§ INSTRUCTION
Every record must appear in your copy exactly as written, with no pictures.
[Begin LISTING]
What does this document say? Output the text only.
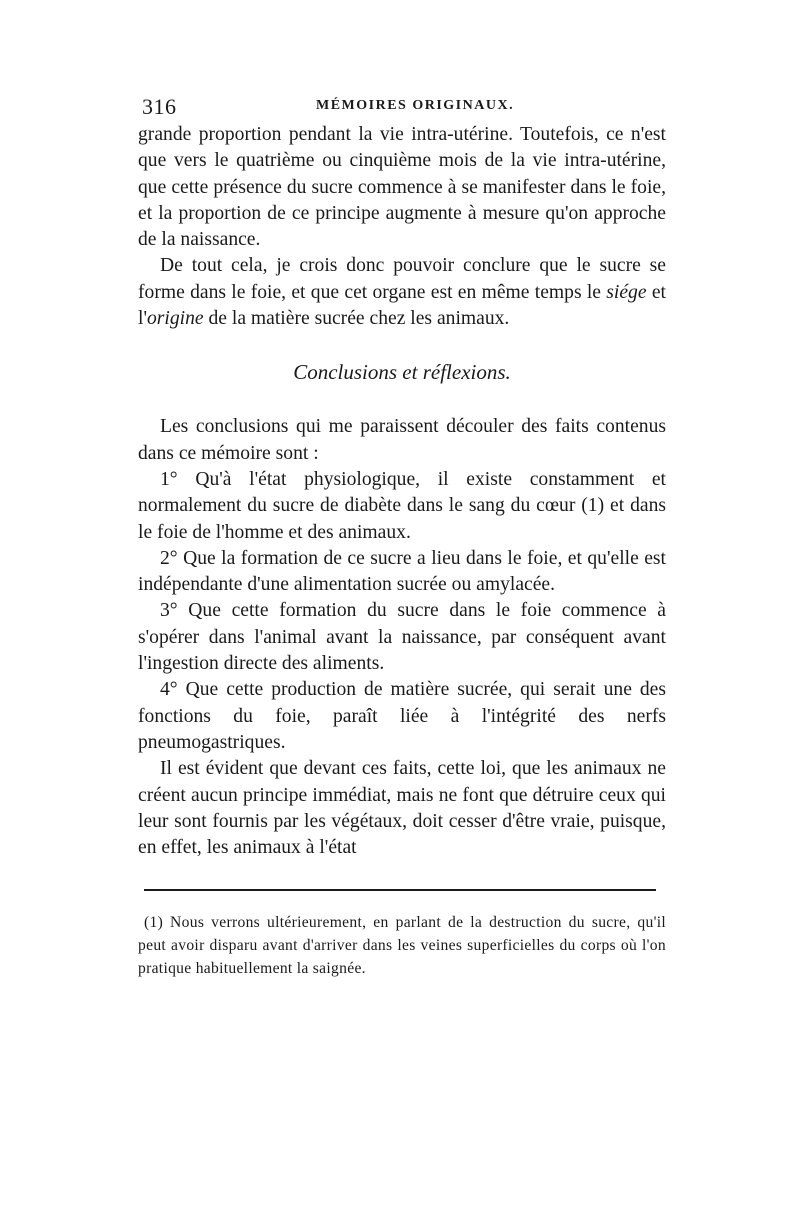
316	MÉMOIRES ORIGINAUX.

grande proportion pendant la vie intra-utérine. Toutefois, ce n'est que vers le quatrième ou cinquième mois de la vie intra-utérine, que cette présence du sucre commence à se manifester dans le foie, et la proportion de ce principe augmente à mesure qu'on approche de la naissance.

De tout cela, je crois donc pouvoir conclure que le sucre se forme dans le foie, et que cet organe est en même temps le siége et l'origine de la matière sucrée chez les animaux.

Conclusions et réflexions.

Les conclusions qui me paraissent découler des faits contenus dans ce mémoire sont :

1° Qu'à l'état physiologique, il existe constamment et normalement du sucre de diabète dans le sang du cœur (1) et dans le foie de l'homme et des animaux.

2° Que la formation de ce sucre a lieu dans le foie, et qu'elle est indépendante d'une alimentation sucrée ou amylacée.

3° Que cette formation du sucre dans le foie commence à s'opérer dans l'animal avant la naissance, par conséquent avant l'ingestion directe des aliments.

4° Que cette production de matière sucrée, qui serait une des fonctions du foie, paraît liée à l'intégrité des nerfs pneumogastriques.

Il est évident que devant ces faits, cette loi, que les animaux ne créent aucun principe immédiat, mais ne font que détruire ceux qui leur sont fournis par les végétaux, doit cesser d'être vraie, puisque, en effet, les animaux à l'état

(1) Nous verrons ultérieurement, en parlant de la destruction du sucre, qu'il peut avoir disparu avant d'arriver dans les veines superficielles du corps où l'on pratique habituellement la saignée.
[End LISTING]
§ RESULT OF THIS EXERCISE
What does this document say? Output the text only.
316	MÉMOIRES ORIGINAUX.

grande proportion pendant la vie intra-utérine. Toutefois, ce n'est que vers le quatrième ou cinquième mois de la vie intra-utérine, que cette présence du sucre commence à se manifester dans le foie, et la proportion de ce principe augmente à mesure qu'on approche de la naissance.

De tout cela, je crois donc pouvoir conclure que le sucre se forme dans le foie, et que cet organe est en même temps le siége et l'origine de la matière sucrée chez les animaux.

Conclusions et réflexions.

Les conclusions qui me paraissent découler des faits contenus dans ce mémoire sont :

1° Qu'à l'état physiologique, il existe constamment et normalement du sucre de diabète dans le sang du cœur (1) et dans le foie de l'homme et des animaux.

2° Que la formation de ce sucre a lieu dans le foie, et qu'elle est indépendante d'une alimentation sucrée ou amylacée.

3° Que cette formation du sucre dans le foie commence à s'opérer dans l'animal avant la naissance, par conséquent avant l'ingestion directe des aliments.

4° Que cette production de matière sucrée, qui serait une des fonctions du foie, paraît liée à l'intégrité des nerfs pneumogastriques.

Il est évident que devant ces faits, cette loi, que les animaux ne créent aucun principe immédiat, mais ne font que détruire ceux qui leur sont fournis par les végétaux, doit cesser d'être vraie, puisque, en effet, les animaux à l'état

(1) Nous verrons ultérieurement, en parlant de la destruction du sucre, qu'il peut avoir disparu avant d'arriver dans les veines superficielles du corps où l'on pratique habituellement la saignée.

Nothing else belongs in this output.